**Goal of the exercise**
The listing below must be repeated word for word, with its images excluded.
________________________________________
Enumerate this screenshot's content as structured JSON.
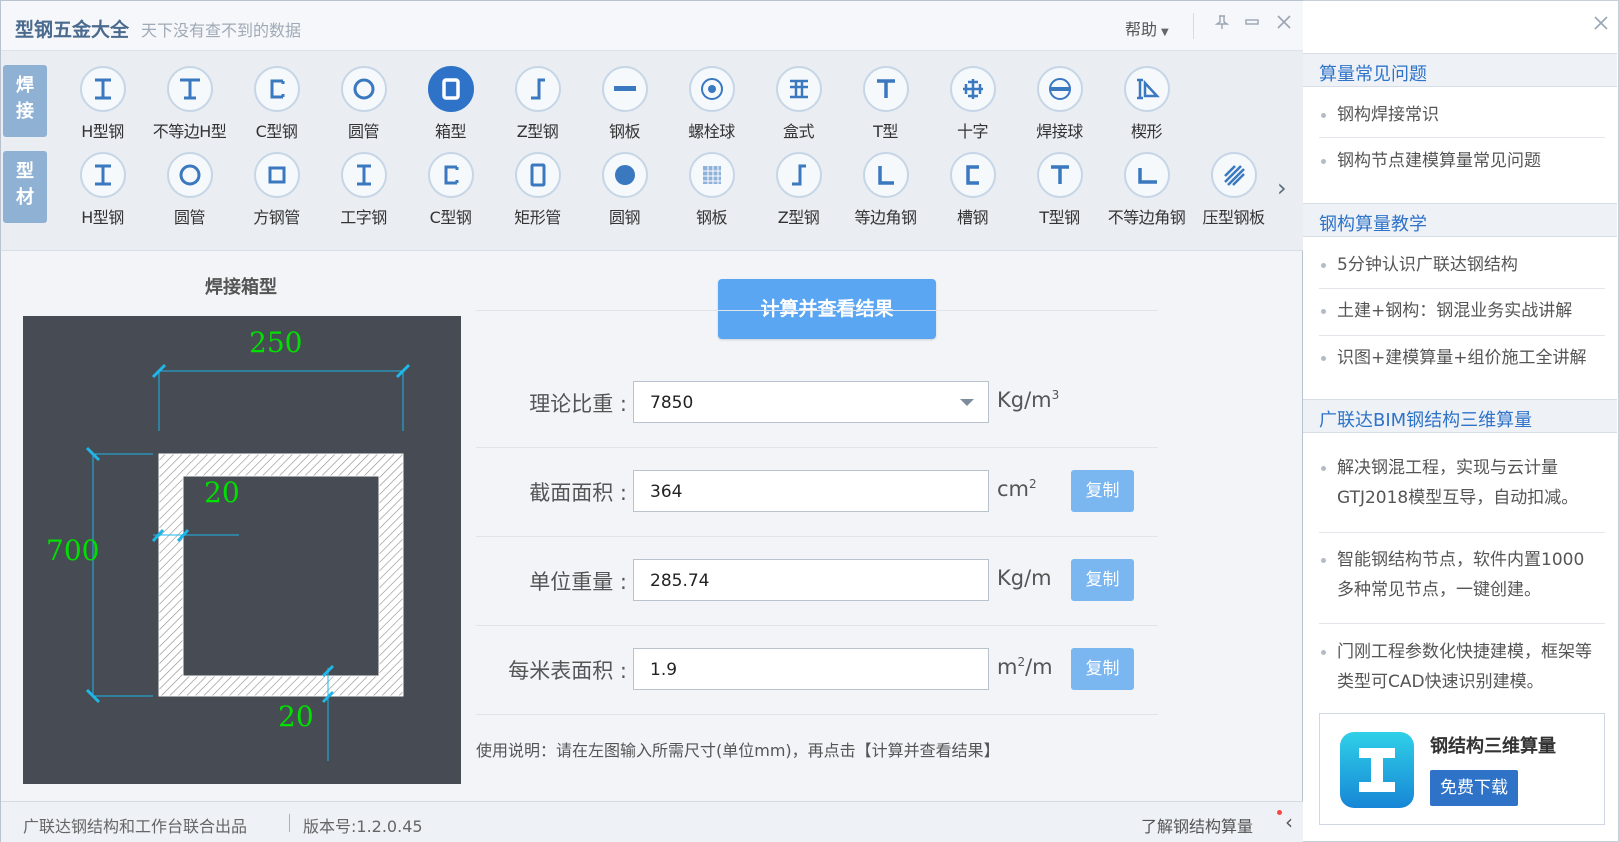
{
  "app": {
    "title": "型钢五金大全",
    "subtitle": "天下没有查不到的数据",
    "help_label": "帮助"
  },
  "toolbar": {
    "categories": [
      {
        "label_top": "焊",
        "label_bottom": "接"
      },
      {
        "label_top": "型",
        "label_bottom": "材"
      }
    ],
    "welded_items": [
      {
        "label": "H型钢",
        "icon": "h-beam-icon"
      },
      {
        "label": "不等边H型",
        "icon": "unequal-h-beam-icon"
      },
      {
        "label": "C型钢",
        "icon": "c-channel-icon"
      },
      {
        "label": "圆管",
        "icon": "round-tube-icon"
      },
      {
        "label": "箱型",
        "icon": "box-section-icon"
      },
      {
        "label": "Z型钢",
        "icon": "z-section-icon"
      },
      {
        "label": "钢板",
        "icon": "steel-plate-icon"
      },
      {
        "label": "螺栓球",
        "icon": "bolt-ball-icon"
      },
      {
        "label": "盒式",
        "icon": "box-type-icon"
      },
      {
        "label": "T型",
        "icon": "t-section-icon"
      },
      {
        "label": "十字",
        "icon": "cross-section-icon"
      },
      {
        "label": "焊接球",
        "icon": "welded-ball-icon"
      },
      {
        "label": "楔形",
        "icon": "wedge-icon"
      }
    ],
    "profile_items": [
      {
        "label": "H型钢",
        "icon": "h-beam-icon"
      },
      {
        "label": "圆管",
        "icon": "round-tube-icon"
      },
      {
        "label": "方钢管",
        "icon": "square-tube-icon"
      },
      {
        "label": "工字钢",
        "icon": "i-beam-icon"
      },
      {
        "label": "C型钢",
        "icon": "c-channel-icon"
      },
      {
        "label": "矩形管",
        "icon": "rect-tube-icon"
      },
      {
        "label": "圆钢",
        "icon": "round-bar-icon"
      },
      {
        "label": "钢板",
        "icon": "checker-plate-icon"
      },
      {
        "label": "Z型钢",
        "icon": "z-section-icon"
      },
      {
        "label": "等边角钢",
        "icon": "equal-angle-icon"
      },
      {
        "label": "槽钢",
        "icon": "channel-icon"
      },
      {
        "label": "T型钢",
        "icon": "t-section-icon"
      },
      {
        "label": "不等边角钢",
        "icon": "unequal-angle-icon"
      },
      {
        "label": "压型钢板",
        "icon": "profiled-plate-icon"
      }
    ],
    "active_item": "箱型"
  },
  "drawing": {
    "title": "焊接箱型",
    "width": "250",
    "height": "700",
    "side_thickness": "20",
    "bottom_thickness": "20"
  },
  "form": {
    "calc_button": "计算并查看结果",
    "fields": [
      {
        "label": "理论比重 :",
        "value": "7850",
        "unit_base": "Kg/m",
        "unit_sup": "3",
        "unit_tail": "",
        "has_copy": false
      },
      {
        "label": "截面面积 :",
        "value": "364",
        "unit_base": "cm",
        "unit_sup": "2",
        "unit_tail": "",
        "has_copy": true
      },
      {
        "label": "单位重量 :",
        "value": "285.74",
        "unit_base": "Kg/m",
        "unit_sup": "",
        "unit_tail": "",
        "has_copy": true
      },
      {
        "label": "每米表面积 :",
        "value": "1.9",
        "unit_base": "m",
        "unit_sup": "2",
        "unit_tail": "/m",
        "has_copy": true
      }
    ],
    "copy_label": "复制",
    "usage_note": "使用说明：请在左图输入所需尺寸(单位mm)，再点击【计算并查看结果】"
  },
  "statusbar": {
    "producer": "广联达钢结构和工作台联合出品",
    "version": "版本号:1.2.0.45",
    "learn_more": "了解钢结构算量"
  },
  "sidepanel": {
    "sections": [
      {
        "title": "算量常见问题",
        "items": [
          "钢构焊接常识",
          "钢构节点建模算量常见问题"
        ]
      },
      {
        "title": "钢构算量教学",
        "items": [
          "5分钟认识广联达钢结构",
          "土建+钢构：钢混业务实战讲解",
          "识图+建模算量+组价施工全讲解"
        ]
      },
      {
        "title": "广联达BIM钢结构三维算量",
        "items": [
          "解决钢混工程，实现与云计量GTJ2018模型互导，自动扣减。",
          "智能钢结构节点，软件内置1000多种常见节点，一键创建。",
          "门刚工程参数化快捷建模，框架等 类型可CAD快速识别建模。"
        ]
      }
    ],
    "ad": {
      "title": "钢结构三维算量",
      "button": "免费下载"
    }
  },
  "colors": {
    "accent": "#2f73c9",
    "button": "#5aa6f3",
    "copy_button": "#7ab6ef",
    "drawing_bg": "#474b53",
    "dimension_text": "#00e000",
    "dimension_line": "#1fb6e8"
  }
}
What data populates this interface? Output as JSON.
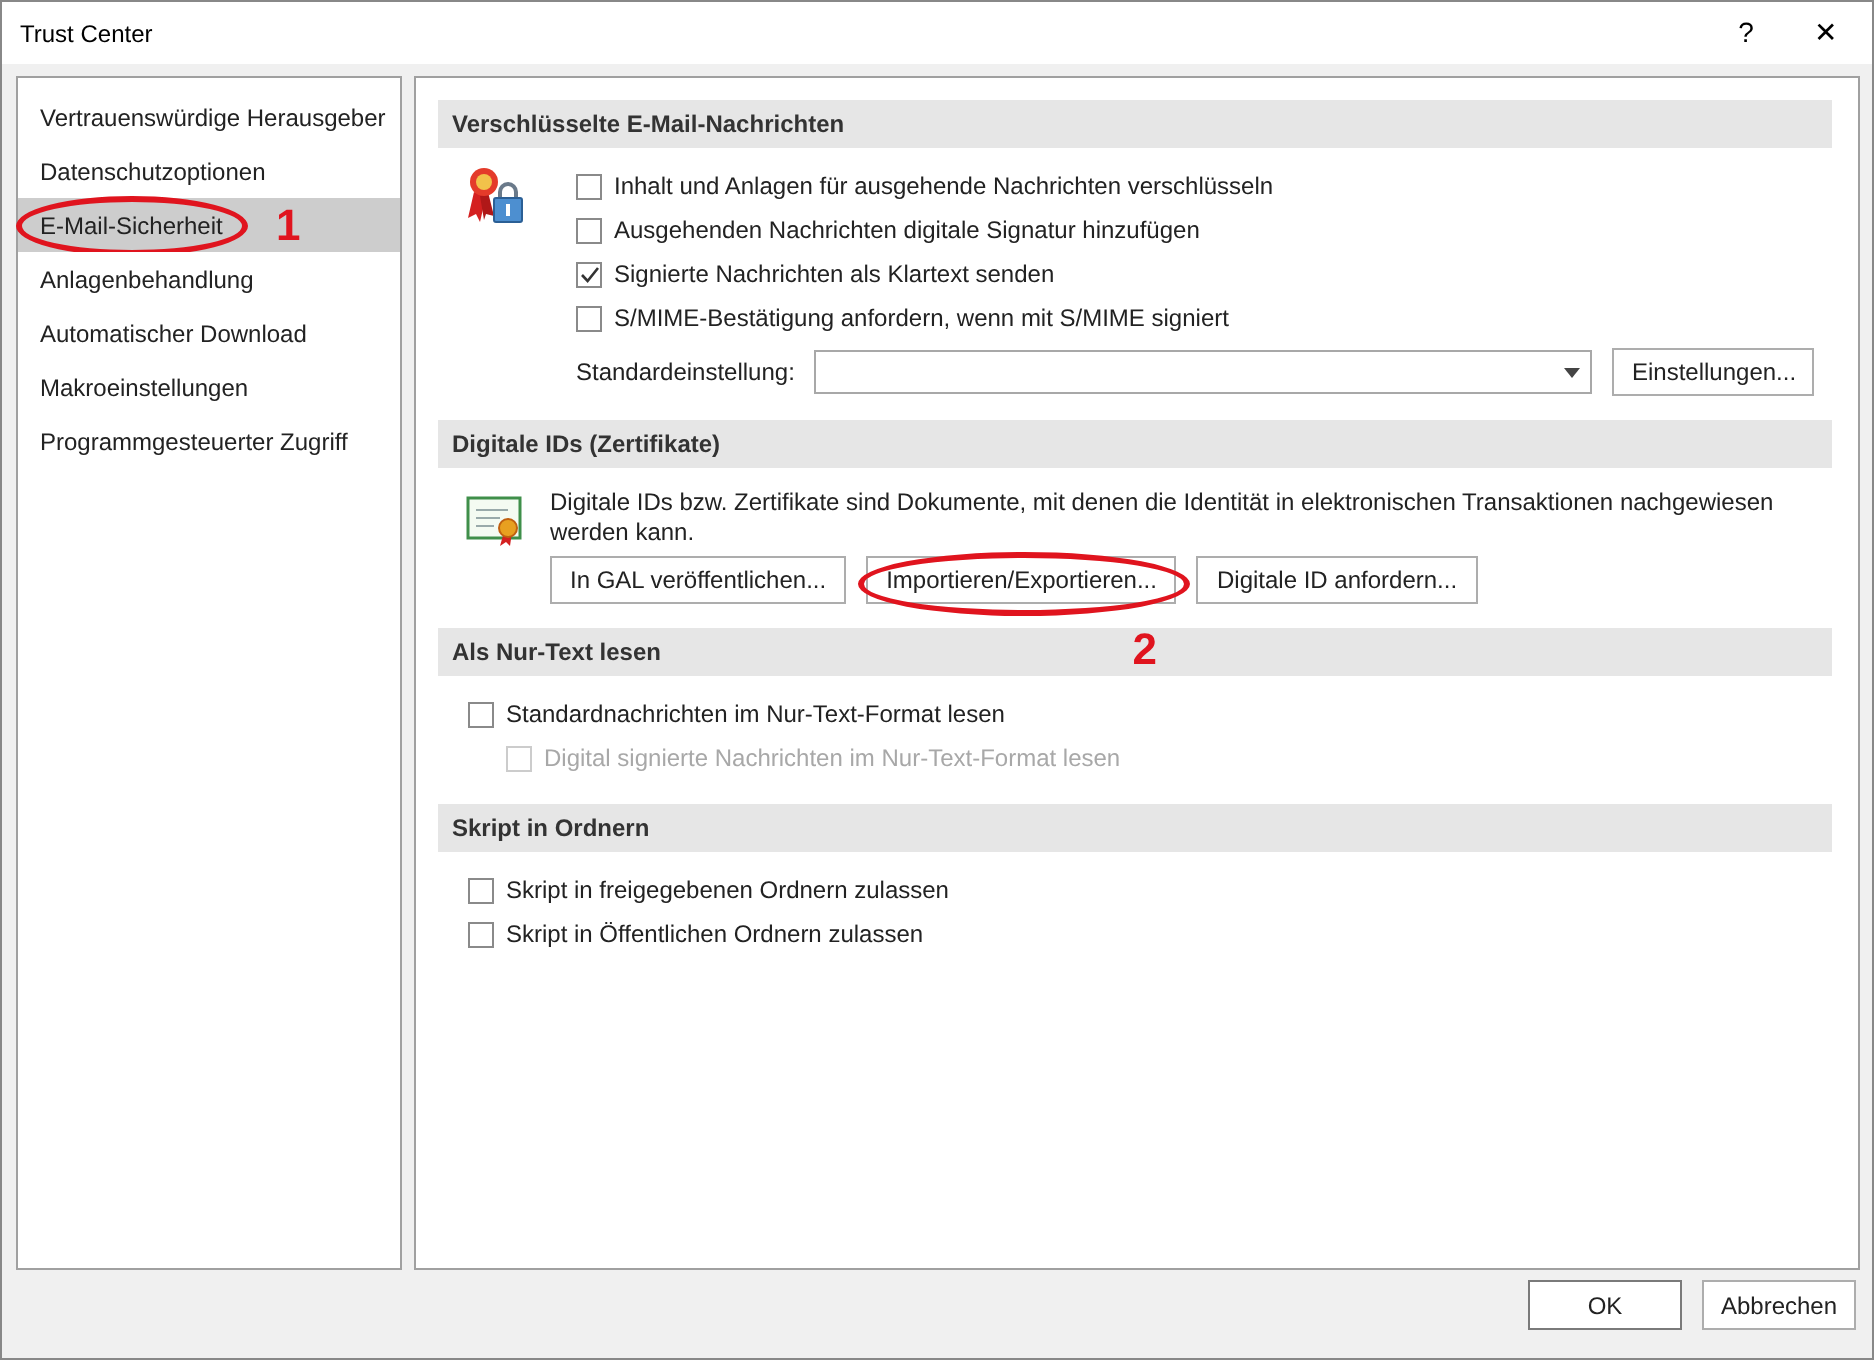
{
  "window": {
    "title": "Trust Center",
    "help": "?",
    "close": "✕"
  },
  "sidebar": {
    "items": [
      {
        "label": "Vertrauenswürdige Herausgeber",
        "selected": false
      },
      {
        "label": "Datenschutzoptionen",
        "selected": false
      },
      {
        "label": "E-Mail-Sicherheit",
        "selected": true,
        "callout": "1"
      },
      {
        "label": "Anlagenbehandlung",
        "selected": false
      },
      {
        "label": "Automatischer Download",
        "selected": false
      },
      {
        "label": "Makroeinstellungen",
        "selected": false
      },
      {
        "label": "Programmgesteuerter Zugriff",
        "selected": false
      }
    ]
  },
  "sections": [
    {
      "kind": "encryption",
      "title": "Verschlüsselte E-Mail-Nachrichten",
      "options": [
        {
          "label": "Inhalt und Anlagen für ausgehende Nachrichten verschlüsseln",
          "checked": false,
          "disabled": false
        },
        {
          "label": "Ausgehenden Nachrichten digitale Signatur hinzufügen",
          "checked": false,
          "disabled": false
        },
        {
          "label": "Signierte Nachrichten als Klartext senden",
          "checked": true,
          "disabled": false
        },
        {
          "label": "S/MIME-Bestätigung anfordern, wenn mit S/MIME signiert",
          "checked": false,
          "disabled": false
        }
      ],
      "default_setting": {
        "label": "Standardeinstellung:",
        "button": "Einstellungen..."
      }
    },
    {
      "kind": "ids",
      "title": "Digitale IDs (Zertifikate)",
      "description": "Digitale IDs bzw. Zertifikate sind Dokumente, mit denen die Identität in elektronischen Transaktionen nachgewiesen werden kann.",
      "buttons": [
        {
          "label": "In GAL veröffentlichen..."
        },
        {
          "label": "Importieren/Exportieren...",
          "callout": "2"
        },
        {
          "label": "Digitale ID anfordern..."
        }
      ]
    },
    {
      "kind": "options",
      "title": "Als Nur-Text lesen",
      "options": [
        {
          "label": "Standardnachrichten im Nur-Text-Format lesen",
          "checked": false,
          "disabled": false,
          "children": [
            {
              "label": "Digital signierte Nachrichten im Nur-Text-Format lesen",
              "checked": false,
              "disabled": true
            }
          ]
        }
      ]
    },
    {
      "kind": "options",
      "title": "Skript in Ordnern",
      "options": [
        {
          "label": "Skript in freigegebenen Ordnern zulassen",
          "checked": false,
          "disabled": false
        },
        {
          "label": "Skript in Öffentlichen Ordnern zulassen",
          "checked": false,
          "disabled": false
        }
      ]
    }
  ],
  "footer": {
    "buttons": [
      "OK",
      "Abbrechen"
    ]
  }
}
________________________________________
**Response to this task**
Enumerate this screenshot's content as structured JSON.
{
  "app": {
    "title": "型钢五金大全",
    "subtitle": "天下没有查不到的数据",
    "help_label": "帮助"
  },
  "toolbar": {
    "categories": [
      {
        "label_top": "焊",
        "label_bottom": "接"
      },
      {
        "label_top": "型",
        "label_bottom": "材"
      }
    ],
    "welded_items": [
      {
        "label": "H型钢",
        "icon": "h-beam-icon"
      },
      {
        "label": "不等边H型",
        "icon": "unequal-h-beam-icon"
      },
      {
        "label": "C型钢",
        "icon": "c-channel-icon"
      },
      {
        "label": "圆管",
        "icon": "round-tube-icon"
      },
      {
        "label": "箱型",
        "icon": "box-section-icon"
      },
      {
        "label": "Z型钢",
        "icon": "z-section-icon"
      },
      {
        "label": "钢板",
        "icon": "steel-plate-icon"
      },
      {
        "label": "螺栓球",
        "icon": "bolt-ball-icon"
      },
      {
        "label": "盒式",
        "icon": "box-type-icon"
      },
      {
        "label": "T型",
        "icon": "t-section-icon"
      },
      {
        "label": "十字",
        "icon": "cross-section-icon"
      },
      {
        "label": "焊接球",
        "icon": "welded-ball-icon"
      },
      {
        "label": "楔形",
        "icon": "wedge-icon"
      }
    ],
    "profile_items": [
      {
        "label": "H型钢",
        "icon": "h-beam-icon"
      },
      {
        "label": "圆管",
        "icon": "round-tube-icon"
      },
      {
        "label": "方钢管",
        "icon": "square-tube-icon"
      },
      {
        "label": "工字钢",
        "icon": "i-beam-icon"
      },
      {
        "label": "C型钢",
        "icon": "c-channel-icon"
      },
      {
        "label": "矩形管",
        "icon": "rect-tube-icon"
      },
      {
        "label": "圆钢",
        "icon": "round-bar-icon"
      },
      {
        "label": "钢板",
        "icon": "checker-plate-icon"
      },
      {
        "label": "Z型钢",
        "icon": "z-section-icon"
      },
      {
        "label": "等边角钢",
        "icon": "equal-angle-icon"
      },
      {
        "label": "槽钢",
        "icon": "channel-icon"
      },
      {
        "label": "T型钢",
        "icon": "t-section-icon"
      },
      {
        "label": "不等边角钢",
        "icon": "unequal-angle-icon"
      },
      {
        "label": "压型钢板",
        "icon": "profiled-plate-icon"
      }
    ],
    "active_item": "箱型"
  },
  "drawing": {
    "title": "焊接箱型",
    "width": "250",
    "height": "700",
    "side_thickness": "20",
    "bottom_thickness": "20"
  },
  "form": {
    "calc_button": "计算并查看结果",
    "fields": [
      {
        "label": "理论比重 :",
        "value": "7850",
        "unit_base": "Kg/m",
        "unit_sup": "3",
        "unit_tail": "",
        "has_copy": false
      },
      {
        "label": "截面面积 :",
        "value": "364",
        "unit_base": "cm",
        "unit_sup": "2",
        "unit_tail": "",
        "has_copy": true
      },
      {
        "label": "单位重量 :",
        "value": "285.74",
        "unit_base": "Kg/m",
        "unit_sup": "",
        "unit_tail": "",
        "has_copy": true
      },
      {
        "label": "每米表面积 :",
        "value": "1.9",
        "unit_base": "m",
        "unit_sup": "2",
        "unit_tail": "/m",
        "has_copy": true
      }
    ],
    "copy_label": "复制",
    "usage_note": "使用说明：请在左图输入所需尺寸(单位mm)，再点击【计算并查看结果】"
  },
  "statusbar": {
    "producer": "广联达钢结构和工作台联合出品",
    "version": "版本号:1.2.0.45",
    "learn_more": "了解钢结构算量"
  },
  "sidepanel": {
    "sections": [
      {
        "title": "算量常见问题",
        "items": [
          "钢构焊接常识",
          "钢构节点建模算量常见问题"
        ]
      },
      {
        "title": "钢构算量教学",
        "items": [
          "5分钟认识广联达钢结构",
          "土建+钢构：钢混业务实战讲解",
          "识图+建模算量+组价施工全讲解"
        ]
      },
      {
        "title": "广联达BIM钢结构三维算量",
        "items": [
          "解决钢混工程，实现与云计量GTJ2018模型互导，自动扣减。",
          "智能钢结构节点，软件内置1000多种常见节点，一键创建。",
          "门刚工程参数化快捷建模，框架等 类型可CAD快速识别建模。"
        ]
      }
    ],
    "ad": {
      "title": "钢结构三维算量",
      "button": "免费下载"
    }
  },
  "colors": {
    "accent": "#2f73c9",
    "button": "#5aa6f3",
    "copy_button": "#7ab6ef",
    "drawing_bg": "#474b53",
    "dimension_text": "#00e000",
    "dimension_line": "#1fb6e8"
  }
}
What data populates this interface? Output as JSON.
{
  "window": {
    "title": "Trust Center",
    "help": "?",
    "close": "✕"
  },
  "sidebar": {
    "items": [
      {
        "label": "Vertrauenswürdige Herausgeber",
        "selected": false
      },
      {
        "label": "Datenschutzoptionen",
        "selected": false
      },
      {
        "label": "E-Mail-Sicherheit",
        "selected": true,
        "callout": "1"
      },
      {
        "label": "Anlagenbehandlung",
        "selected": false
      },
      {
        "label": "Automatischer Download",
        "selected": false
      },
      {
        "label": "Makroeinstellungen",
        "selected": false
      },
      {
        "label": "Programmgesteuerter Zugriff",
        "selected": false
      }
    ]
  },
  "sections": [
    {
      "kind": "encryption",
      "title": "Verschlüsselte E-Mail-Nachrichten",
      "options": [
        {
          "label": "Inhalt und Anlagen für ausgehende Nachrichten verschlüsseln",
          "checked": false,
          "disabled": false
        },
        {
          "label": "Ausgehenden Nachrichten digitale Signatur hinzufügen",
          "checked": false,
          "disabled": false
        },
        {
          "label": "Signierte Nachrichten als Klartext senden",
          "checked": true,
          "disabled": false
        },
        {
          "label": "S/MIME-Bestätigung anfordern, wenn mit S/MIME signiert",
          "checked": false,
          "disabled": false
        }
      ],
      "default_setting": {
        "label": "Standardeinstellung:",
        "button": "Einstellungen..."
      }
    },
    {
      "kind": "ids",
      "title": "Digitale IDs (Zertifikate)",
      "description": "Digitale IDs bzw. Zertifikate sind Dokumente, mit denen die Identität in elektronischen Transaktionen nachgewiesen werden kann.",
      "buttons": [
        {
          "label": "In GAL veröffentlichen..."
        },
        {
          "label": "Importieren/Exportieren...",
          "callout": "2"
        },
        {
          "label": "Digitale ID anfordern..."
        }
      ]
    },
    {
      "kind": "options",
      "title": "Als Nur-Text lesen",
      "options": [
        {
          "label": "Standardnachrichten im Nur-Text-Format lesen",
          "checked": false,
          "disabled": false,
          "children": [
            {
              "label": "Digital signierte Nachrichten im Nur-Text-Format lesen",
              "checked": false,
              "disabled": true
            }
          ]
        }
      ]
    },
    {
      "kind": "options",
      "title": "Skript in Ordnern",
      "options": [
        {
          "label": "Skript in freigegebenen Ordnern zulassen",
          "checked": false,
          "disabled": false
        },
        {
          "label": "Skript in Öffentlichen Ordnern zulassen",
          "checked": false,
          "disabled": false
        }
      ]
    }
  ],
  "footer": {
    "buttons": [
      "OK",
      "Abbrechen"
    ]
  }
}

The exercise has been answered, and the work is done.